## start MATERIAL

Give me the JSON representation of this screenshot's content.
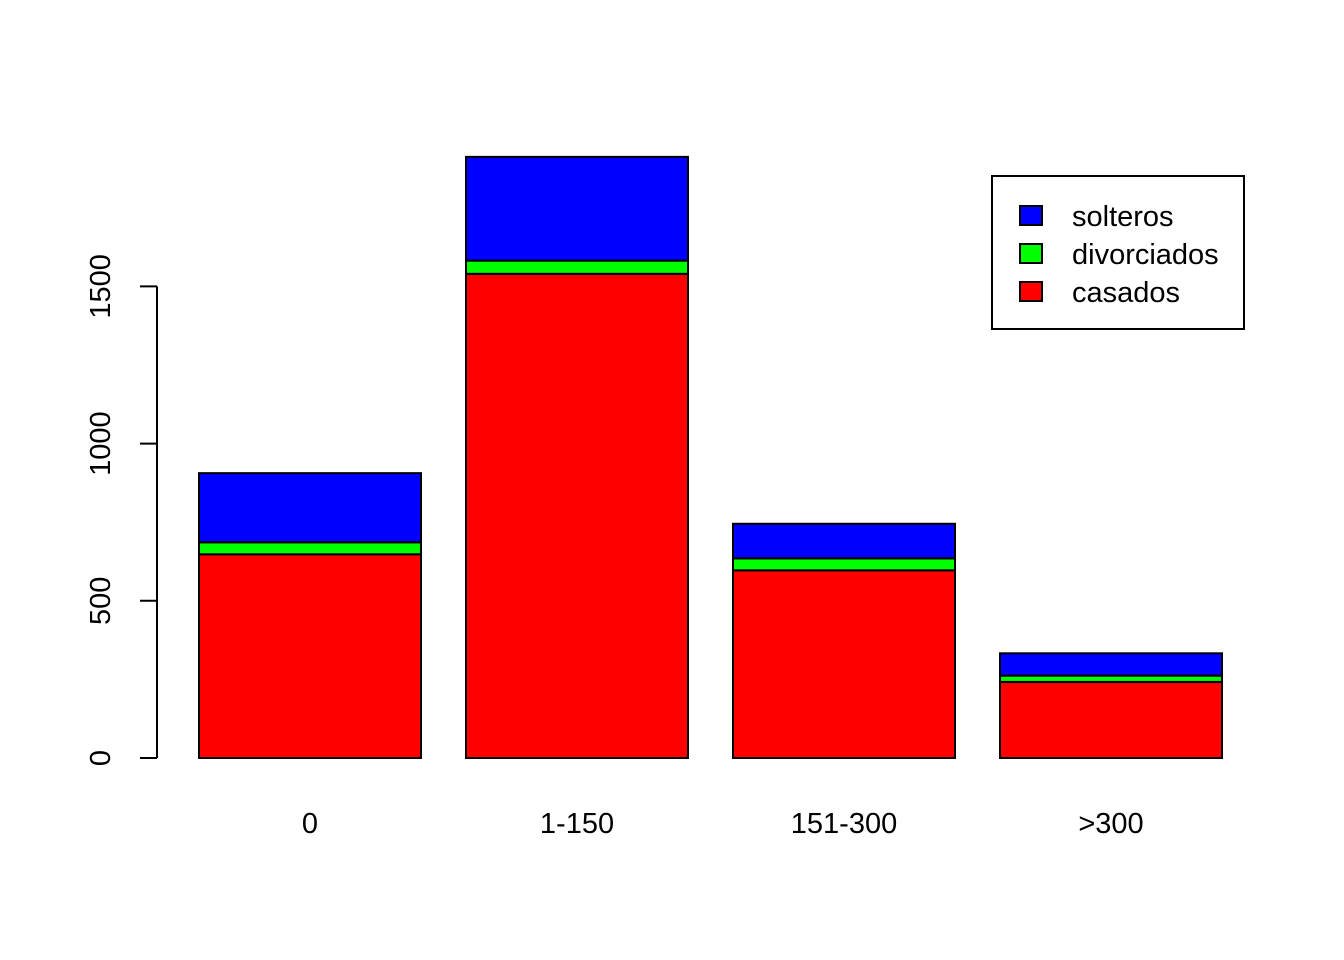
{
  "chart_data": {
    "type": "bar",
    "stacked": true,
    "categories": [
      "0",
      "1-150",
      "151-300",
      ">300"
    ],
    "series": [
      {
        "name": "casados",
        "color": "#ff0000",
        "values": [
          648,
          1540,
          597,
          242
        ]
      },
      {
        "name": "divorciados",
        "color": "#00ff00",
        "values": [
          38,
          42,
          38,
          20
        ]
      },
      {
        "name": "solteros",
        "color": "#0000ff",
        "values": [
          220,
          330,
          110,
          71
        ]
      }
    ],
    "legend_order": [
      "solteros",
      "divorciados",
      "casados"
    ],
    "legend_position": "top-right",
    "yticks": [
      "0",
      "500",
      "1000",
      "1500"
    ],
    "ylim": [
      0,
      1910
    ],
    "grid": false,
    "title": "",
    "xlabel": "",
    "ylabel": ""
  }
}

## end MATERIAL

- _STATED TASK_
Your task is to return the entries above exactly, with no pictures.

- _TASK RESPONSE_
Give me the JSON representation of this screenshot's content.
{
  "chart_data": {
    "type": "bar",
    "stacked": true,
    "categories": [
      "0",
      "1-150",
      "151-300",
      ">300"
    ],
    "series": [
      {
        "name": "casados",
        "color": "#ff0000",
        "values": [
          648,
          1540,
          597,
          242
        ]
      },
      {
        "name": "divorciados",
        "color": "#00ff00",
        "values": [
          38,
          42,
          38,
          20
        ]
      },
      {
        "name": "solteros",
        "color": "#0000ff",
        "values": [
          220,
          330,
          110,
          71
        ]
      }
    ],
    "legend_order": [
      "solteros",
      "divorciados",
      "casados"
    ],
    "legend_position": "top-right",
    "yticks": [
      "0",
      "500",
      "1000",
      "1500"
    ],
    "ylim": [
      0,
      1910
    ],
    "grid": false,
    "title": "",
    "xlabel": "",
    "ylabel": ""
  }
}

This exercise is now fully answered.